> _Stated goal_:
Check each line of the listing for the string "document", then state how many lines have it. Only the number is wanted.

>> Start Data rows

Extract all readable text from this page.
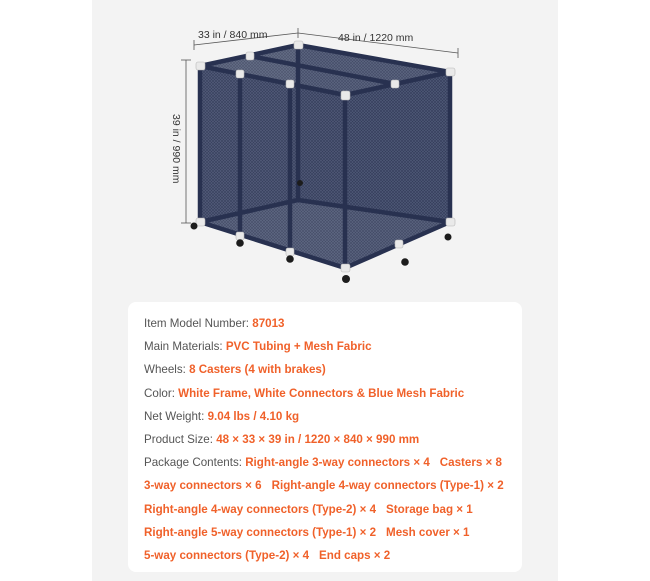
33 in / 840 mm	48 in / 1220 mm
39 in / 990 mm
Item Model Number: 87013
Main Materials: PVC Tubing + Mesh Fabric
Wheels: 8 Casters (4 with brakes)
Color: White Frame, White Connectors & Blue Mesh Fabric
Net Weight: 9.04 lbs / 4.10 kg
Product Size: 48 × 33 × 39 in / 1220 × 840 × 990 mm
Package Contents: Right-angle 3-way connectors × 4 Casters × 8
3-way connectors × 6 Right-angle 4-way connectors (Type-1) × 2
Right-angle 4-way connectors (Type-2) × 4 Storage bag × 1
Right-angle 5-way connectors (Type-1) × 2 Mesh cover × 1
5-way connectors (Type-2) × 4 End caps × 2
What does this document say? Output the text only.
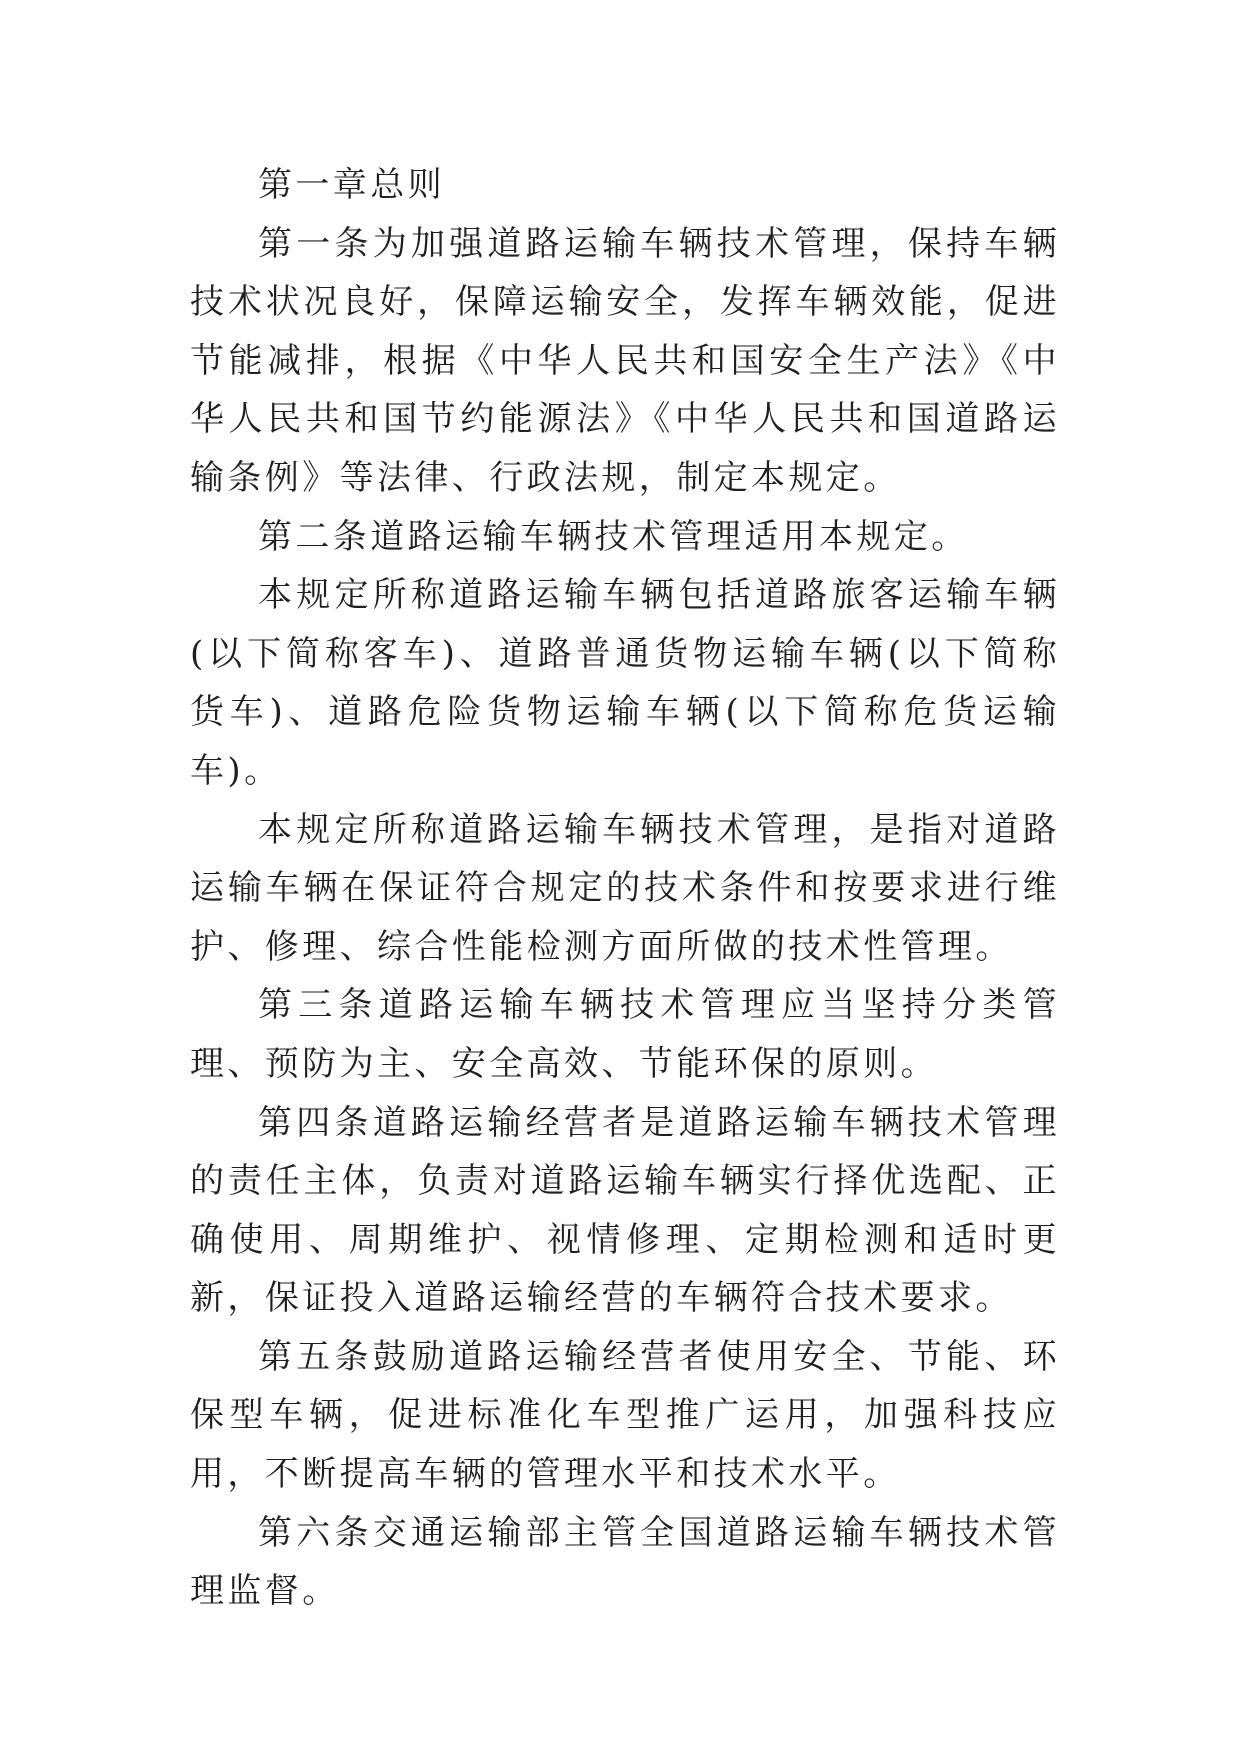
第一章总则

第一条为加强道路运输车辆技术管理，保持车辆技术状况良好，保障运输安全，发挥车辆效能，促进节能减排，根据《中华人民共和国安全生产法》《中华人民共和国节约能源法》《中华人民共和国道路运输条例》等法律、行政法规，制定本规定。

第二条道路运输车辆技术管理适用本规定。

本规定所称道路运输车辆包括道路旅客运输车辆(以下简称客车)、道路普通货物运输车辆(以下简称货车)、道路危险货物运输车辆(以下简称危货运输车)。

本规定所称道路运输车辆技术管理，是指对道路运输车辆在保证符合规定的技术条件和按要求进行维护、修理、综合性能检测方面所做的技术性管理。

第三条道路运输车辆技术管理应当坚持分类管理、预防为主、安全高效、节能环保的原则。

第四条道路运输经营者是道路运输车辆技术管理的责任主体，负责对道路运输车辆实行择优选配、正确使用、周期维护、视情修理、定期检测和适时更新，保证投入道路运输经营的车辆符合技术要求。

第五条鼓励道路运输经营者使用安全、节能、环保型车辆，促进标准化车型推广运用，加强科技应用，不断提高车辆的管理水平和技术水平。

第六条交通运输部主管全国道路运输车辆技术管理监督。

>> End Data rows
>> Start Data rows

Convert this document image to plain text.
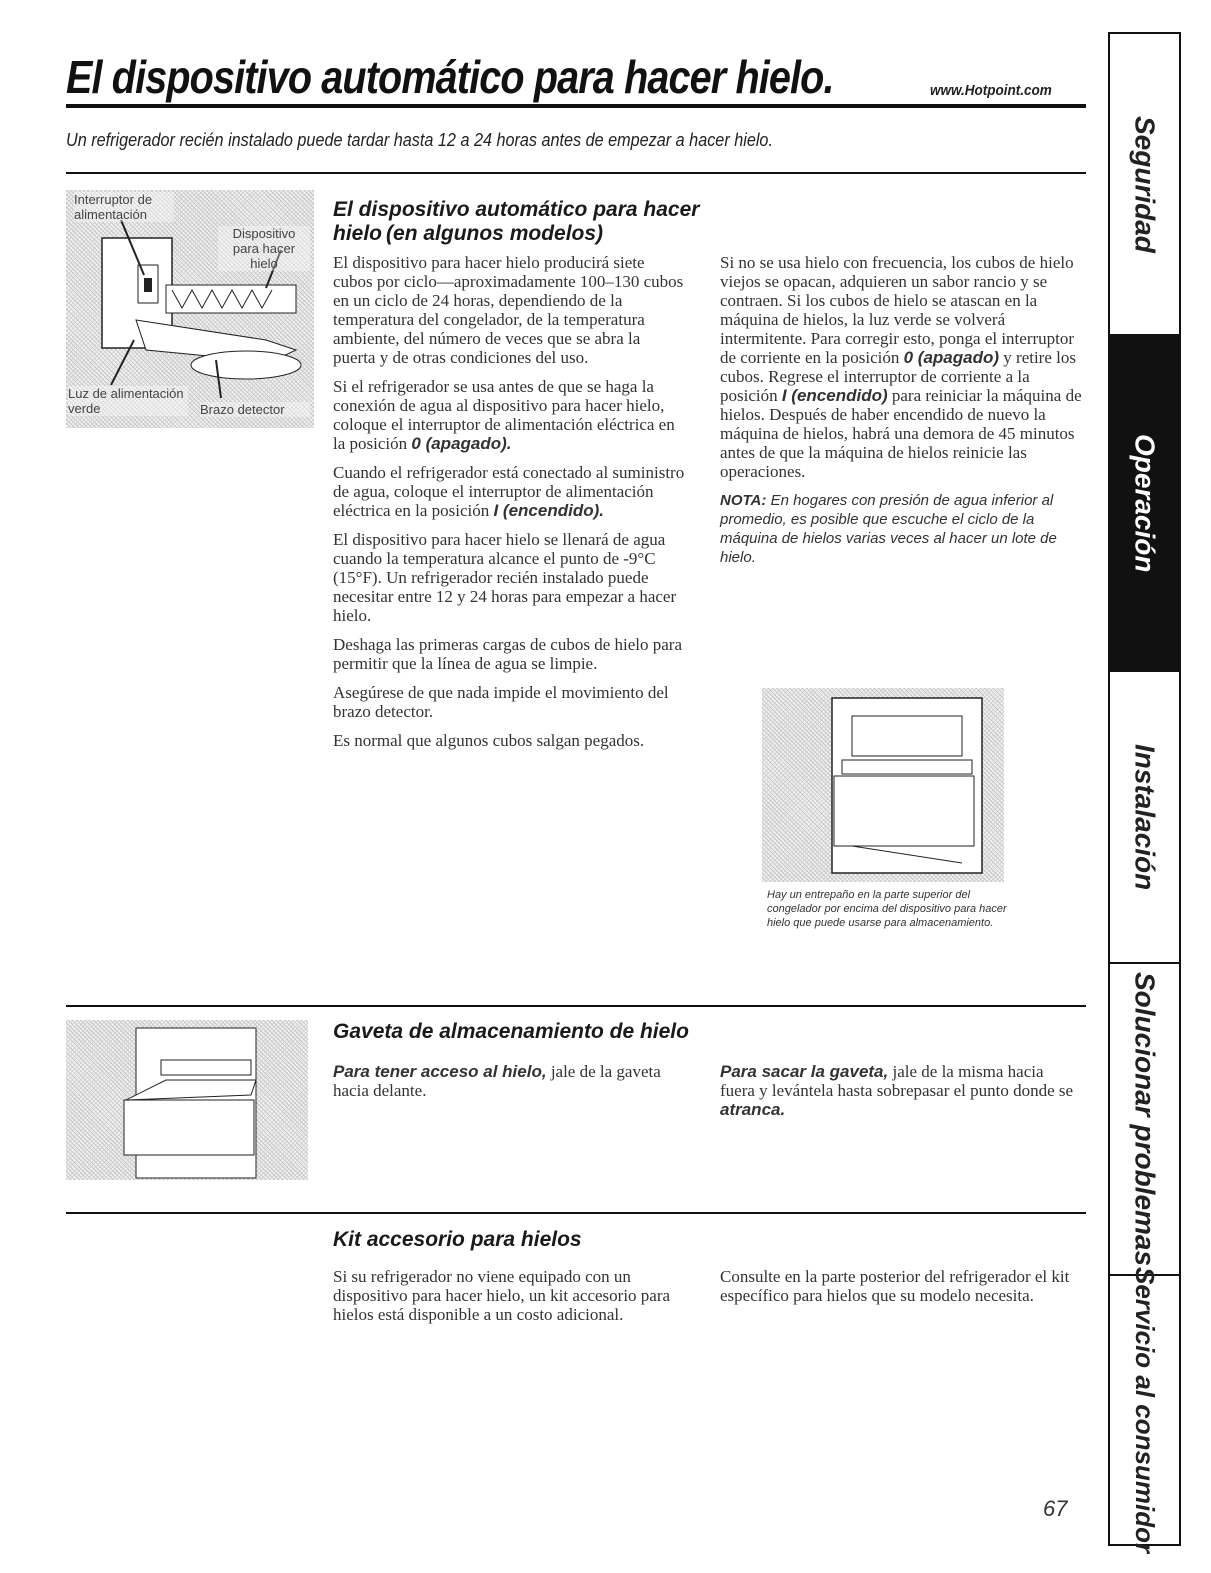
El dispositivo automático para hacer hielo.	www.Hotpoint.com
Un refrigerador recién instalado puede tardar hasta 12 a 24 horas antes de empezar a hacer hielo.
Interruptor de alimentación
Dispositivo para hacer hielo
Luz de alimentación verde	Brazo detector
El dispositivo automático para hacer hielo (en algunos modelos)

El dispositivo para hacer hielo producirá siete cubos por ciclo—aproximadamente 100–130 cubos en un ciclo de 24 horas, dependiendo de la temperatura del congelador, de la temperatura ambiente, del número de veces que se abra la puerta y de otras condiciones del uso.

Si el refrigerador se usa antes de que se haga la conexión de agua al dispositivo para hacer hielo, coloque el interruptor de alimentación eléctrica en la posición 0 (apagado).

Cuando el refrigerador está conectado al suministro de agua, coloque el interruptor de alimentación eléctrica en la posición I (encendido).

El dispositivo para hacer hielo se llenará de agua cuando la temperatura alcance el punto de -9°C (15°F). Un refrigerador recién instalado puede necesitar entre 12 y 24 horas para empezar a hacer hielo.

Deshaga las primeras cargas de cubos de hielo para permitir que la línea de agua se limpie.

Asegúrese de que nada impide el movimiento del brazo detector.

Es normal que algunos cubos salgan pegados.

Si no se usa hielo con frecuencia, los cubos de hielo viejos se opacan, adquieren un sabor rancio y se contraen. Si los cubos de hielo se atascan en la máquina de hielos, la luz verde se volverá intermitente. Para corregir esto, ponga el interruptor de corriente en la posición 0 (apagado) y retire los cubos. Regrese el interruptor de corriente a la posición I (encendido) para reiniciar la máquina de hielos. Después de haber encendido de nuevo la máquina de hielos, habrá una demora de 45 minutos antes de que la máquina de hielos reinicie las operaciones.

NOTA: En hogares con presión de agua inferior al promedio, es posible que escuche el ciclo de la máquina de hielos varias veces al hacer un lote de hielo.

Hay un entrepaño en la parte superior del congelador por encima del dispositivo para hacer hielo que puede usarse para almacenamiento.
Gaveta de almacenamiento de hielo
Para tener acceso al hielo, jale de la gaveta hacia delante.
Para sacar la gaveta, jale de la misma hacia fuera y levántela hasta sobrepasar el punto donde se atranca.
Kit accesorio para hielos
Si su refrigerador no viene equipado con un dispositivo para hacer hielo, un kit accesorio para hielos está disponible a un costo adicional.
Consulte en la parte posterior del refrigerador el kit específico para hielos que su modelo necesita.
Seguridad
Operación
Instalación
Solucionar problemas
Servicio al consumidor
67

>> End Data rows

> _Solved exercise_:
2